◆ REQUIRED WORK: The records below should be written out again, exactly.

◆ ENTRIES PROVIDED:
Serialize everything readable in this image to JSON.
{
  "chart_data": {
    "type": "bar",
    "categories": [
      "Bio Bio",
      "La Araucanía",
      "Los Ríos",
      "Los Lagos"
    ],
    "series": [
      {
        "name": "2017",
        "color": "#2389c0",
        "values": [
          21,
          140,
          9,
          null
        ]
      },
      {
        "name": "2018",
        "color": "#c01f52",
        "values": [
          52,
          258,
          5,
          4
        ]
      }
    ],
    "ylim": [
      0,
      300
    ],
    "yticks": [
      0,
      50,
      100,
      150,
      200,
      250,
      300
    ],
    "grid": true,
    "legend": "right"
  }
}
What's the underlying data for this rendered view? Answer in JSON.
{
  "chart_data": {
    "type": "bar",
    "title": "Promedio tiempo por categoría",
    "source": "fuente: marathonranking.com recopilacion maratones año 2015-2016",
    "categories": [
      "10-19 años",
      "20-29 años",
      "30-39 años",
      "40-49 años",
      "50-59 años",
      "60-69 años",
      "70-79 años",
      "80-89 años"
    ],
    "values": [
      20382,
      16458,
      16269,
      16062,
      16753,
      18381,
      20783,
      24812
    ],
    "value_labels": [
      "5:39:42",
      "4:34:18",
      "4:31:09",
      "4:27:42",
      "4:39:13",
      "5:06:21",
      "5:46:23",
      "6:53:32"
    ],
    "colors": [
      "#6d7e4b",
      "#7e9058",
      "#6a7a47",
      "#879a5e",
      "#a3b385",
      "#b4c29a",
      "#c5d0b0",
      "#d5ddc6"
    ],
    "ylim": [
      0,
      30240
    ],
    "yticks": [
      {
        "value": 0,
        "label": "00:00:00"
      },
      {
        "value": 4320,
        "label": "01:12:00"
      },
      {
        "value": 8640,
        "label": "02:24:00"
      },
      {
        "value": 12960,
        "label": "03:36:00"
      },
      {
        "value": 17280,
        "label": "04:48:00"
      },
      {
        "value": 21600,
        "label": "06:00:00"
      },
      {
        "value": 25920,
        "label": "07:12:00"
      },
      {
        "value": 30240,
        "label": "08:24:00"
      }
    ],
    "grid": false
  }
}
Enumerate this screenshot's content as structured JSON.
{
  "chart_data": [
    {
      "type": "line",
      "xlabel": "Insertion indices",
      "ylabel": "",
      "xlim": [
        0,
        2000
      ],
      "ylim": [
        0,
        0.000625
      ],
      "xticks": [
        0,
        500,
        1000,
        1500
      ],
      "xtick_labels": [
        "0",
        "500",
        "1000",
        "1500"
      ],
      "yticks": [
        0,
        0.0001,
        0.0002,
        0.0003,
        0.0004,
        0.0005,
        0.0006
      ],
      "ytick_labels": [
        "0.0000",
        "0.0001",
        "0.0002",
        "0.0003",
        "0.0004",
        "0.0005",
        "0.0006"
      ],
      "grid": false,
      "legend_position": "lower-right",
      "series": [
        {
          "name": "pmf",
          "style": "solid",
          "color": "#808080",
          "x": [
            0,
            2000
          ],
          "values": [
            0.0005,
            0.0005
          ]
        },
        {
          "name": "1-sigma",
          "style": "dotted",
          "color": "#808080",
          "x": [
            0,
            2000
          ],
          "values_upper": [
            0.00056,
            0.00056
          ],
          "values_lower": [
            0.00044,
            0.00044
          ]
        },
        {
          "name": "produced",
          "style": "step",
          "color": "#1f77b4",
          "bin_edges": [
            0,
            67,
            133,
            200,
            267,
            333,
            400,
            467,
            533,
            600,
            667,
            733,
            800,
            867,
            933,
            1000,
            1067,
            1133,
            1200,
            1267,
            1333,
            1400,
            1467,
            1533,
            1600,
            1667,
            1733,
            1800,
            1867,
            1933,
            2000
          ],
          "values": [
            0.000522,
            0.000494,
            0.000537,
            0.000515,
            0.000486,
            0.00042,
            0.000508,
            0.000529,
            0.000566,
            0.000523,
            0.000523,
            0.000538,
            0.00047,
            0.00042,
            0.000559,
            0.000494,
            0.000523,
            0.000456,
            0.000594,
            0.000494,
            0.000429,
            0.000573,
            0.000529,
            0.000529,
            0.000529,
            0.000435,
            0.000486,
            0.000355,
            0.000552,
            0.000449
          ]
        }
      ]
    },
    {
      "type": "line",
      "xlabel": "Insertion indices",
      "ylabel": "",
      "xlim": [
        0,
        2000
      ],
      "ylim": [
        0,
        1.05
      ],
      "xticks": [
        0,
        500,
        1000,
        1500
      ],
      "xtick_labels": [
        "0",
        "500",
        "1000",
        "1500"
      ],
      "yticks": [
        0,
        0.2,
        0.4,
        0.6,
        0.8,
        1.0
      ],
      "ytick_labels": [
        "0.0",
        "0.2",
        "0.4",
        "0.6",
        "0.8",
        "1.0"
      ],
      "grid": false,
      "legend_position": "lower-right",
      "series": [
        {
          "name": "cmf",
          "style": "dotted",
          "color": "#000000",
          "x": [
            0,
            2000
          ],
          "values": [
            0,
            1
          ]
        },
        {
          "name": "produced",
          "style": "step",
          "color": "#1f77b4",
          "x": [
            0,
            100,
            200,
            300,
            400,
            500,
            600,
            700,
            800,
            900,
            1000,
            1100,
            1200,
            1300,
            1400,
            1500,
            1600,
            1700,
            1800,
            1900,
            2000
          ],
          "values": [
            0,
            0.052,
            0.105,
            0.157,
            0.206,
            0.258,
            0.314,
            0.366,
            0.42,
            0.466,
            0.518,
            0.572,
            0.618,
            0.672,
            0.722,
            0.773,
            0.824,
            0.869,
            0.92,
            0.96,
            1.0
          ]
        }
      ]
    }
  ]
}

◆ EXERCISE SOLUTION:
Serialize everything readable in this image to JSON.
{
  "chart_data": {
    "type": "bar",
    "categories": [
      "Bio Bio",
      "La Araucanía",
      "Los Ríos",
      "Los Lagos"
    ],
    "series": [
      {
        "name": "2017",
        "color": "#2389c0",
        "values": [
          21,
          140,
          9,
          null
        ]
      },
      {
        "name": "2018",
        "color": "#c01f52",
        "values": [
          52,
          258,
          5,
          4
        ]
      }
    ],
    "ylim": [
      0,
      300
    ],
    "yticks": [
      0,
      50,
      100,
      150,
      200,
      250,
      300
    ],
    "grid": true,
    "legend": "right"
  }
}
What's the underlying data for this rendered view? Answer in JSON.
{
  "chart_data": {
    "type": "bar",
    "title": "Promedio tiempo por categoría",
    "source": "fuente: marathonranking.com recopilacion maratones año 2015-2016",
    "categories": [
      "10-19 años",
      "20-29 años",
      "30-39 años",
      "40-49 años",
      "50-59 años",
      "60-69 años",
      "70-79 años",
      "80-89 años"
    ],
    "values": [
      20382,
      16458,
      16269,
      16062,
      16753,
      18381,
      20783,
      24812
    ],
    "value_labels": [
      "5:39:42",
      "4:34:18",
      "4:31:09",
      "4:27:42",
      "4:39:13",
      "5:06:21",
      "5:46:23",
      "6:53:32"
    ],
    "colors": [
      "#6d7e4b",
      "#7e9058",
      "#6a7a47",
      "#879a5e",
      "#a3b385",
      "#b4c29a",
      "#c5d0b0",
      "#d5ddc6"
    ],
    "ylim": [
      0,
      30240
    ],
    "yticks": [
      {
        "value": 0,
        "label": "00:00:00"
      },
      {
        "value": 4320,
        "label": "01:12:00"
      },
      {
        "value": 8640,
        "label": "02:24:00"
      },
      {
        "value": 12960,
        "label": "03:36:00"
      },
      {
        "value": 17280,
        "label": "04:48:00"
      },
      {
        "value": 21600,
        "label": "06:00:00"
      },
      {
        "value": 25920,
        "label": "07:12:00"
      },
      {
        "value": 30240,
        "label": "08:24:00"
      }
    ],
    "grid": false
  }
}
Enumerate this screenshot's content as structured JSON.
{
  "chart_data": [
    {
      "type": "line",
      "xlabel": "Insertion indices",
      "ylabel": "",
      "xlim": [
        0,
        2000
      ],
      "ylim": [
        0,
        0.000625
      ],
      "xticks": [
        0,
        500,
        1000,
        1500
      ],
      "xtick_labels": [
        "0",
        "500",
        "1000",
        "1500"
      ],
      "yticks": [
        0,
        0.0001,
        0.0002,
        0.0003,
        0.0004,
        0.0005,
        0.0006
      ],
      "ytick_labels": [
        "0.0000",
        "0.0001",
        "0.0002",
        "0.0003",
        "0.0004",
        "0.0005",
        "0.0006"
      ],
      "grid": false,
      "legend_position": "lower-right",
      "series": [
        {
          "name": "pmf",
          "style": "solid",
          "color": "#808080",
          "x": [
            0,
            2000
          ],
          "values": [
            0.0005,
            0.0005
          ]
        },
        {
          "name": "1-sigma",
          "style": "dotted",
          "color": "#808080",
          "x": [
            0,
            2000
          ],
          "values_upper": [
            0.00056,
            0.00056
          ],
          "values_lower": [
            0.00044,
            0.00044
          ]
        },
        {
          "name": "produced",
          "style": "step",
          "color": "#1f77b4",
          "bin_edges": [
            0,
            67,
            133,
            200,
            267,
            333,
            400,
            467,
            533,
            600,
            667,
            733,
            800,
            867,
            933,
            1000,
            1067,
            1133,
            1200,
            1267,
            1333,
            1400,
            1467,
            1533,
            1600,
            1667,
            1733,
            1800,
            1867,
            1933,
            2000
          ],
          "values": [
            0.000522,
            0.000494,
            0.000537,
            0.000515,
            0.000486,
            0.00042,
            0.000508,
            0.000529,
            0.000566,
            0.000523,
            0.000523,
            0.000538,
            0.00047,
            0.00042,
            0.000559,
            0.000494,
            0.000523,
            0.000456,
            0.000594,
            0.000494,
            0.000429,
            0.000573,
            0.000529,
            0.000529,
            0.000529,
            0.000435,
            0.000486,
            0.000355,
            0.000552,
            0.000449
          ]
        }
      ]
    },
    {
      "type": "line",
      "xlabel": "Insertion indices",
      "ylabel": "",
      "xlim": [
        0,
        2000
      ],
      "ylim": [
        0,
        1.05
      ],
      "xticks": [
        0,
        500,
        1000,
        1500
      ],
      "xtick_labels": [
        "0",
        "500",
        "1000",
        "1500"
      ],
      "yticks": [
        0,
        0.2,
        0.4,
        0.6,
        0.8,
        1.0
      ],
      "ytick_labels": [
        "0.0",
        "0.2",
        "0.4",
        "0.6",
        "0.8",
        "1.0"
      ],
      "grid": false,
      "legend_position": "lower-right",
      "series": [
        {
          "name": "cmf",
          "style": "dotted",
          "color": "#000000",
          "x": [
            0,
            2000
          ],
          "values": [
            0,
            1
          ]
        },
        {
          "name": "produced",
          "style": "step",
          "color": "#1f77b4",
          "x": [
            0,
            100,
            200,
            300,
            400,
            500,
            600,
            700,
            800,
            900,
            1000,
            1100,
            1200,
            1300,
            1400,
            1500,
            1600,
            1700,
            1800,
            1900,
            2000
          ],
          "values": [
            0,
            0.052,
            0.105,
            0.157,
            0.206,
            0.258,
            0.314,
            0.366,
            0.42,
            0.466,
            0.518,
            0.572,
            0.618,
            0.672,
            0.722,
            0.773,
            0.824,
            0.869,
            0.92,
            0.96,
            1.0
          ]
        }
      ]
    }
  ]
}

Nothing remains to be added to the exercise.